- **Challenge**
Would you copy out the whole listing exactly as given?

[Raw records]

>>

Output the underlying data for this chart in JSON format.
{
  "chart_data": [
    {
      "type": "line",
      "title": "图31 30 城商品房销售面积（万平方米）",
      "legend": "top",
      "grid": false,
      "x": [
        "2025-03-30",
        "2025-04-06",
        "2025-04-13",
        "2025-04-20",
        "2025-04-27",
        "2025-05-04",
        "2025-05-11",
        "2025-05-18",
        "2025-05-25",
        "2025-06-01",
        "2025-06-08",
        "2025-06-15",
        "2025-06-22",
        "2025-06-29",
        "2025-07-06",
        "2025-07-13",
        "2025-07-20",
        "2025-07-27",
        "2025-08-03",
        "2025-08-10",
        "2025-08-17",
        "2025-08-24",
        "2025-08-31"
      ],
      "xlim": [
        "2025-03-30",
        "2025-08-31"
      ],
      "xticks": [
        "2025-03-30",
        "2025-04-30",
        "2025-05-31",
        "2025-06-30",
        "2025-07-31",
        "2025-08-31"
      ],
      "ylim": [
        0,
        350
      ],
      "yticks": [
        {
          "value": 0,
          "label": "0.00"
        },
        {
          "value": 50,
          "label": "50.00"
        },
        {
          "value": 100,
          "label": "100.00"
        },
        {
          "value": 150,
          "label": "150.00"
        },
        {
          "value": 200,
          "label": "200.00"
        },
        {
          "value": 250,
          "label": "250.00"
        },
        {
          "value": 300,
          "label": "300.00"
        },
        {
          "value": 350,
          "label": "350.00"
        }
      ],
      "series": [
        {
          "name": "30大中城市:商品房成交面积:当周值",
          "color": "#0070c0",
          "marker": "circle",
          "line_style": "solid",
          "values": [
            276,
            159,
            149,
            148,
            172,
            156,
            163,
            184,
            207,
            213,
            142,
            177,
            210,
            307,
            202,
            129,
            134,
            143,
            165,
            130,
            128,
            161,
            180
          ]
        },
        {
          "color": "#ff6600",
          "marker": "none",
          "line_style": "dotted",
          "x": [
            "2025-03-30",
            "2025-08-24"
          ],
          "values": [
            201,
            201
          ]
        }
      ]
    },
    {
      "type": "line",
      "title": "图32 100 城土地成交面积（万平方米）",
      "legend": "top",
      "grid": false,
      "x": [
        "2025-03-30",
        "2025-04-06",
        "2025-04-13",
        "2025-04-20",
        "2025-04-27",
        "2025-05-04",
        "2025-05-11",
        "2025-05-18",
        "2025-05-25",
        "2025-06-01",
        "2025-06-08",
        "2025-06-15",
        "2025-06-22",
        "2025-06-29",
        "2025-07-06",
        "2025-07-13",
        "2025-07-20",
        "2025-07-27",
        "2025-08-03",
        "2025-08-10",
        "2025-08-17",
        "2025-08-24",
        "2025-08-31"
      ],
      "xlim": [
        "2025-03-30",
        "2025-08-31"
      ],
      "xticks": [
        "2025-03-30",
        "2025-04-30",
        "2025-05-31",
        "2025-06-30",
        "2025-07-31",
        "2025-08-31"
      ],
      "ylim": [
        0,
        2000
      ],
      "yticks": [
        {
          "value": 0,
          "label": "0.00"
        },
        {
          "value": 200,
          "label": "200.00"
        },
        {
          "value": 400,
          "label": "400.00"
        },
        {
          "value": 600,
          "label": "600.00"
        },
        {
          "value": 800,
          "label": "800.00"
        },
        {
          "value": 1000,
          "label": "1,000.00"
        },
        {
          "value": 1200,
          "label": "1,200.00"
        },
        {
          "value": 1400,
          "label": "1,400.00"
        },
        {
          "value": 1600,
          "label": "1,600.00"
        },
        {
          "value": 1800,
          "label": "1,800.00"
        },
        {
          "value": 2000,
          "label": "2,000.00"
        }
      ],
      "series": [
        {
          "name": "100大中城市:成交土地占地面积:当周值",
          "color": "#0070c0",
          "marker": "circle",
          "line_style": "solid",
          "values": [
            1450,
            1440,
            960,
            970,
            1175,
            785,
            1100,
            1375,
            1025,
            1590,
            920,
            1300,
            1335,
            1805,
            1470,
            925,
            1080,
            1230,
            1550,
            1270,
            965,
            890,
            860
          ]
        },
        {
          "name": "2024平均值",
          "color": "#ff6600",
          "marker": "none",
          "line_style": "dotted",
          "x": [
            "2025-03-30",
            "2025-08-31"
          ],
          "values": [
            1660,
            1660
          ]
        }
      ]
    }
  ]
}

<<

- **Result of this exercise**
Output the underlying data for this chart in JSON format.
{
  "chart_data": [
    {
      "type": "line",
      "title": "图31 30 城商品房销售面积（万平方米）",
      "legend": "top",
      "grid": false,
      "x": [
        "2025-03-30",
        "2025-04-06",
        "2025-04-13",
        "2025-04-20",
        "2025-04-27",
        "2025-05-04",
        "2025-05-11",
        "2025-05-18",
        "2025-05-25",
        "2025-06-01",
        "2025-06-08",
        "2025-06-15",
        "2025-06-22",
        "2025-06-29",
        "2025-07-06",
        "2025-07-13",
        "2025-07-20",
        "2025-07-27",
        "2025-08-03",
        "2025-08-10",
        "2025-08-17",
        "2025-08-24",
        "2025-08-31"
      ],
      "xlim": [
        "2025-03-30",
        "2025-08-31"
      ],
      "xticks": [
        "2025-03-30",
        "2025-04-30",
        "2025-05-31",
        "2025-06-30",
        "2025-07-31",
        "2025-08-31"
      ],
      "ylim": [
        0,
        350
      ],
      "yticks": [
        {
          "value": 0,
          "label": "0.00"
        },
        {
          "value": 50,
          "label": "50.00"
        },
        {
          "value": 100,
          "label": "100.00"
        },
        {
          "value": 150,
          "label": "150.00"
        },
        {
          "value": 200,
          "label": "200.00"
        },
        {
          "value": 250,
          "label": "250.00"
        },
        {
          "value": 300,
          "label": "300.00"
        },
        {
          "value": 350,
          "label": "350.00"
        }
      ],
      "series": [
        {
          "name": "30大中城市:商品房成交面积:当周值",
          "color": "#0070c0",
          "marker": "circle",
          "line_style": "solid",
          "values": [
            276,
            159,
            149,
            148,
            172,
            156,
            163,
            184,
            207,
            213,
            142,
            177,
            210,
            307,
            202,
            129,
            134,
            143,
            165,
            130,
            128,
            161,
            180
          ]
        },
        {
          "color": "#ff6600",
          "marker": "none",
          "line_style": "dotted",
          "x": [
            "2025-03-30",
            "2025-08-24"
          ],
          "values": [
            201,
            201
          ]
        }
      ]
    },
    {
      "type": "line",
      "title": "图32 100 城土地成交面积（万平方米）",
      "legend": "top",
      "grid": false,
      "x": [
        "2025-03-30",
        "2025-04-06",
        "2025-04-13",
        "2025-04-20",
        "2025-04-27",
        "2025-05-04",
        "2025-05-11",
        "2025-05-18",
        "2025-05-25",
        "2025-06-01",
        "2025-06-08",
        "2025-06-15",
        "2025-06-22",
        "2025-06-29",
        "2025-07-06",
        "2025-07-13",
        "2025-07-20",
        "2025-07-27",
        "2025-08-03",
        "2025-08-10",
        "2025-08-17",
        "2025-08-24",
        "2025-08-31"
      ],
      "xlim": [
        "2025-03-30",
        "2025-08-31"
      ],
      "xticks": [
        "2025-03-30",
        "2025-04-30",
        "2025-05-31",
        "2025-06-30",
        "2025-07-31",
        "2025-08-31"
      ],
      "ylim": [
        0,
        2000
      ],
      "yticks": [
        {
          "value": 0,
          "label": "0.00"
        },
        {
          "value": 200,
          "label": "200.00"
        },
        {
          "value": 400,
          "label": "400.00"
        },
        {
          "value": 600,
          "label": "600.00"
        },
        {
          "value": 800,
          "label": "800.00"
        },
        {
          "value": 1000,
          "label": "1,000.00"
        },
        {
          "value": 1200,
          "label": "1,200.00"
        },
        {
          "value": 1400,
          "label": "1,400.00"
        },
        {
          "value": 1600,
          "label": "1,600.00"
        },
        {
          "value": 1800,
          "label": "1,800.00"
        },
        {
          "value": 2000,
          "label": "2,000.00"
        }
      ],
      "series": [
        {
          "name": "100大中城市:成交土地占地面积:当周值",
          "color": "#0070c0",
          "marker": "circle",
          "line_style": "solid",
          "values": [
            1450,
            1440,
            960,
            970,
            1175,
            785,
            1100,
            1375,
            1025,
            1590,
            920,
            1300,
            1335,
            1805,
            1470,
            925,
            1080,
            1230,
            1550,
            1270,
            965,
            890,
            860
          ]
        },
        {
          "name": "2024平均值",
          "color": "#ff6600",
          "marker": "none",
          "line_style": "dotted",
          "x": [
            "2025-03-30",
            "2025-08-31"
          ],
          "values": [
            1660,
            1660
          ]
        }
      ]
    }
  ]
}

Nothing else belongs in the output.